* Start Data supplied *
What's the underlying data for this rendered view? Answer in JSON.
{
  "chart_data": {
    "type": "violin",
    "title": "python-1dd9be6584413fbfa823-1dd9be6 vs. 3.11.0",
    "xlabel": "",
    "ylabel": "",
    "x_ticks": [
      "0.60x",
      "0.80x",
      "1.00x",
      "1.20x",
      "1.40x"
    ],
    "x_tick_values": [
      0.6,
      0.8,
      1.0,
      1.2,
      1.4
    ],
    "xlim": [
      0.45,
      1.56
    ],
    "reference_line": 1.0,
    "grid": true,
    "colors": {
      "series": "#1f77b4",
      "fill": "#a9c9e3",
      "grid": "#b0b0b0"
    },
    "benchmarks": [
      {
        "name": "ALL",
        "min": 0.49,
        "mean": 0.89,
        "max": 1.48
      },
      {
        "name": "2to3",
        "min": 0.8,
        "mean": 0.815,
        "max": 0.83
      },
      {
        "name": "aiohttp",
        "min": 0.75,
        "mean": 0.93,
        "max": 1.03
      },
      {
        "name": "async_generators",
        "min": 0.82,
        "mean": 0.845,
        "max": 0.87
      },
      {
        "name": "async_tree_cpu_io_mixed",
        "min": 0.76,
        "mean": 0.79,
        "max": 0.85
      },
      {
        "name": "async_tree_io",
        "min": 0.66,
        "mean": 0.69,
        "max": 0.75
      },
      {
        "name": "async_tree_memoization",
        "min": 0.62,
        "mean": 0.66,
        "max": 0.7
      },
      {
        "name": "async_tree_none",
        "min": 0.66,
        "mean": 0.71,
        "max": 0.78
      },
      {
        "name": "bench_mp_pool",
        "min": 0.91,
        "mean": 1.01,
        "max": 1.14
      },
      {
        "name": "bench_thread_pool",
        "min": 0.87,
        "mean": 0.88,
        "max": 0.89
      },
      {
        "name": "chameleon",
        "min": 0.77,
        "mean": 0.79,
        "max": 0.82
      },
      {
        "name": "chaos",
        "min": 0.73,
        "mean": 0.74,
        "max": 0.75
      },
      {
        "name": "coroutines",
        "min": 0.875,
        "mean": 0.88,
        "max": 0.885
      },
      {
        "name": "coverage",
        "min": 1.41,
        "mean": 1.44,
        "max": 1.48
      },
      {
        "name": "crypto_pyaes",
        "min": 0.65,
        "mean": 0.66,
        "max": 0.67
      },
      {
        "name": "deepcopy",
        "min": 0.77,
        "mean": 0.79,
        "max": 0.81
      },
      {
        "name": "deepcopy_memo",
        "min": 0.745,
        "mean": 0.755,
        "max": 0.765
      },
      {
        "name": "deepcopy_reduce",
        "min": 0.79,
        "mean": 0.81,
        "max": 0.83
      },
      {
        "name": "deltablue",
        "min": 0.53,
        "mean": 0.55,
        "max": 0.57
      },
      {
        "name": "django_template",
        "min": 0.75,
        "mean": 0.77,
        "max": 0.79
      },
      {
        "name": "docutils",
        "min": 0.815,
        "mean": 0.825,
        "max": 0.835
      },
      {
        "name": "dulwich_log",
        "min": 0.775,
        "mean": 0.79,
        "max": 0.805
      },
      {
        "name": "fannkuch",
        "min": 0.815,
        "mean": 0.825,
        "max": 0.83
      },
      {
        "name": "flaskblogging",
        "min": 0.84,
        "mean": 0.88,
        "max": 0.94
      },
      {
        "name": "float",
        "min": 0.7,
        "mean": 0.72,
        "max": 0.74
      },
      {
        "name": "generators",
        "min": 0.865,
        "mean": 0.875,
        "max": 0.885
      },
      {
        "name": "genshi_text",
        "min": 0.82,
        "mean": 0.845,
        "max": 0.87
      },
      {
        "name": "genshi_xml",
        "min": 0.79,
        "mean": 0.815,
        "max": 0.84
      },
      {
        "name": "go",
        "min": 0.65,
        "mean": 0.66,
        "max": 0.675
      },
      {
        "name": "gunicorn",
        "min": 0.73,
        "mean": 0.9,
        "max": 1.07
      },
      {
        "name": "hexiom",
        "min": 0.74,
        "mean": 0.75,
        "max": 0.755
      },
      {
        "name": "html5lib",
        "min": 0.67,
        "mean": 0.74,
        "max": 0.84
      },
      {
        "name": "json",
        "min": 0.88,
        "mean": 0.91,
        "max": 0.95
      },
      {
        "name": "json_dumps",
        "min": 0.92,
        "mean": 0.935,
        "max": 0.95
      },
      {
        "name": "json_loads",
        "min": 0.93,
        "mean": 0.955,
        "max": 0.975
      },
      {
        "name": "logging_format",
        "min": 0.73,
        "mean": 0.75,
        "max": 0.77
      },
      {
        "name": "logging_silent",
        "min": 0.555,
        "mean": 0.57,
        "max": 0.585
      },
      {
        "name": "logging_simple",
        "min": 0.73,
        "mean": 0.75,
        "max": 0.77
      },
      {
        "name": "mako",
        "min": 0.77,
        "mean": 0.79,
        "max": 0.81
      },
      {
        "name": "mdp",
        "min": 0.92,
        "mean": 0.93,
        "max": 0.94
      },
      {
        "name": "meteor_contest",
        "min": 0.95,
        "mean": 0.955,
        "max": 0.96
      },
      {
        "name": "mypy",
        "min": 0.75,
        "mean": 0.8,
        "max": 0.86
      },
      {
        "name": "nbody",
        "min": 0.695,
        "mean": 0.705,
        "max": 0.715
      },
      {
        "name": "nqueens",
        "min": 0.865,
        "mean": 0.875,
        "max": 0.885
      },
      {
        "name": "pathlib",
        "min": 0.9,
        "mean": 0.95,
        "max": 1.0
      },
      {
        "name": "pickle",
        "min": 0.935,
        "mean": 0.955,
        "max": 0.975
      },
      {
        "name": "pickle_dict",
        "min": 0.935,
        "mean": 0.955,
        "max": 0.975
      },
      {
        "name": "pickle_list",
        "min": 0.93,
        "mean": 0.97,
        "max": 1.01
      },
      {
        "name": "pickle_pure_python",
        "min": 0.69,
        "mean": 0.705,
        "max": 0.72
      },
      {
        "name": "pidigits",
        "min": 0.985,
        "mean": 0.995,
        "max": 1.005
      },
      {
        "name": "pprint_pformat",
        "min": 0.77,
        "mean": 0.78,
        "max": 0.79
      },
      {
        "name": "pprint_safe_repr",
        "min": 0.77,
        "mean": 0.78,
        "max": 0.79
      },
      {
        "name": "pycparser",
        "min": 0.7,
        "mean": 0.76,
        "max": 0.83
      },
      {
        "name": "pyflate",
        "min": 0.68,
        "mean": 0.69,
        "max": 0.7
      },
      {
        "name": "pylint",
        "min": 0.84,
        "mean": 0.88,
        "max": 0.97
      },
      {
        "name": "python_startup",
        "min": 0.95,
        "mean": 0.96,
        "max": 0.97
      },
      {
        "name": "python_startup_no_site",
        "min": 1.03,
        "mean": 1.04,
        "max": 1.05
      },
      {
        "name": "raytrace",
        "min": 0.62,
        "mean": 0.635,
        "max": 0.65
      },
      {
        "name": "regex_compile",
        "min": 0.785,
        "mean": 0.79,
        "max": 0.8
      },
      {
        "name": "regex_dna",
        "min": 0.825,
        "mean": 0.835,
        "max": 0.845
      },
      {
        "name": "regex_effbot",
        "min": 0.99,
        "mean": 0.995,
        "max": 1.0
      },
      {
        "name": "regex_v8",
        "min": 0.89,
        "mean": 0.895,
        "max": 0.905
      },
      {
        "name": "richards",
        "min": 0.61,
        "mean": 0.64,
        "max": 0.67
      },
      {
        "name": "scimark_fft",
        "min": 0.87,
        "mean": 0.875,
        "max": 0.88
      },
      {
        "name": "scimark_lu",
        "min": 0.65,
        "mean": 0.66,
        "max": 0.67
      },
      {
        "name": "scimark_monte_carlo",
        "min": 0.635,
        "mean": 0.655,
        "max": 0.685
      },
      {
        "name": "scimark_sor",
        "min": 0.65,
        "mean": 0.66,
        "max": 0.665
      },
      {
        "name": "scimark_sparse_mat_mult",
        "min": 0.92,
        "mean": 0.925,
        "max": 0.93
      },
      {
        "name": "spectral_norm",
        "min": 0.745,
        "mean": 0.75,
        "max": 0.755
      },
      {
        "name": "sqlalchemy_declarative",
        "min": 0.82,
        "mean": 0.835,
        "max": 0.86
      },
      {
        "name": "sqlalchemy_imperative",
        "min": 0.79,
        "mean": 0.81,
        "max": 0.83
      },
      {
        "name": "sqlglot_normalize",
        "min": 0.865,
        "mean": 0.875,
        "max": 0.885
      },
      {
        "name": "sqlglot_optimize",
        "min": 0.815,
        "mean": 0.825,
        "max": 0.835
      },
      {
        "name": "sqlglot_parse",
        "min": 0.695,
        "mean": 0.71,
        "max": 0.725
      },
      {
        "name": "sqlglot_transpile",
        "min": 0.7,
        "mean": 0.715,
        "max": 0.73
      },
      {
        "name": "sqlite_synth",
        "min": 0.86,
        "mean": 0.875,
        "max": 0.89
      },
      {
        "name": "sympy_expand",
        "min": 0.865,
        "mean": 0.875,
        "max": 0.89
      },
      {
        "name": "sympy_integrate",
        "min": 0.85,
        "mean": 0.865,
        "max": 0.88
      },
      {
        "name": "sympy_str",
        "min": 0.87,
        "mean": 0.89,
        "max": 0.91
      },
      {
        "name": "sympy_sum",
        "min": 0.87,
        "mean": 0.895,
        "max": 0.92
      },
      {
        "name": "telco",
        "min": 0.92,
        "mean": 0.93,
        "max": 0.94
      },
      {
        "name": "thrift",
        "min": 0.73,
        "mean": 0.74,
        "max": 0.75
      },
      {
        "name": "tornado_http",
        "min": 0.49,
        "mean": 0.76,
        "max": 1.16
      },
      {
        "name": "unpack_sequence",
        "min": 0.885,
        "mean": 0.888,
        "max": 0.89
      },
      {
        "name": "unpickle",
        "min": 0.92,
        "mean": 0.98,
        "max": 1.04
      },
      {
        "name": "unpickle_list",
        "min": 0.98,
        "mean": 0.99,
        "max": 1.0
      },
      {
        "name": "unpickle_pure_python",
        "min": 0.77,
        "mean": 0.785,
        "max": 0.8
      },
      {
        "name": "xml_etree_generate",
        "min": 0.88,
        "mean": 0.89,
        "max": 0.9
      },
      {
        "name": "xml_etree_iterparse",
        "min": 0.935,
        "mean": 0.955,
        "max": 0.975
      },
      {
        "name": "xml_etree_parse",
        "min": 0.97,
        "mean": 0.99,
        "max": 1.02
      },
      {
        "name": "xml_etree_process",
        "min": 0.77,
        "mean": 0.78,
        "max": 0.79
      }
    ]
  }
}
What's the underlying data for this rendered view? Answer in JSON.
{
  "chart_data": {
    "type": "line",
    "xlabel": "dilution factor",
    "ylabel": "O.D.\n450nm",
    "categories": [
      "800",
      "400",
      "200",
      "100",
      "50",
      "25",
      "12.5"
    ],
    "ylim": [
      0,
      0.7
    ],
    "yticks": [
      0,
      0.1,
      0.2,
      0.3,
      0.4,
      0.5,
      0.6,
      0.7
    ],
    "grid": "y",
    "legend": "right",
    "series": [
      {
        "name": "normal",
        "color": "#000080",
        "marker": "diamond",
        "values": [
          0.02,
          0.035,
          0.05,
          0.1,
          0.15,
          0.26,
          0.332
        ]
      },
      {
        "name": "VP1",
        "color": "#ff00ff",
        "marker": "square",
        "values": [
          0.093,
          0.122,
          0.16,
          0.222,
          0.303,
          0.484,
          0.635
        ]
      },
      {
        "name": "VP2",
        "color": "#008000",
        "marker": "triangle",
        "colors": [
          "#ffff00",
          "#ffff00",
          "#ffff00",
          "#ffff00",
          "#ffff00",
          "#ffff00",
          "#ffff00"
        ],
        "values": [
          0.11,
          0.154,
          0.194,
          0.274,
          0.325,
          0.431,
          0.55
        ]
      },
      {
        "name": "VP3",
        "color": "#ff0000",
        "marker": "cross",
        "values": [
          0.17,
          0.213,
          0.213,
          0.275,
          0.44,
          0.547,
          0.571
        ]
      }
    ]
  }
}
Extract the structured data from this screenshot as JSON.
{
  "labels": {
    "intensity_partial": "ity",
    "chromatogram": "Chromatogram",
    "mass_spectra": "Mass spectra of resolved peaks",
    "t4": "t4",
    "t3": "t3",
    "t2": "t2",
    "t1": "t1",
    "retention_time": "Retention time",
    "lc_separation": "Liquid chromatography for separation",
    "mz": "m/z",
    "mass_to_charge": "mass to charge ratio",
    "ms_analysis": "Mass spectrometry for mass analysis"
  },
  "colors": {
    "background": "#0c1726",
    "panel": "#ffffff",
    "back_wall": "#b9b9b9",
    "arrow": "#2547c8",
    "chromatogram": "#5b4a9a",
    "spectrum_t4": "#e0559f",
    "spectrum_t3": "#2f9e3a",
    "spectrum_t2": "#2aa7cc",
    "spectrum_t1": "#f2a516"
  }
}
* End Data supplied *
### Directive:
Looking at the listing above, how many of its lines contain the string "chromatogram"? Give the number alone.

### Solution:
2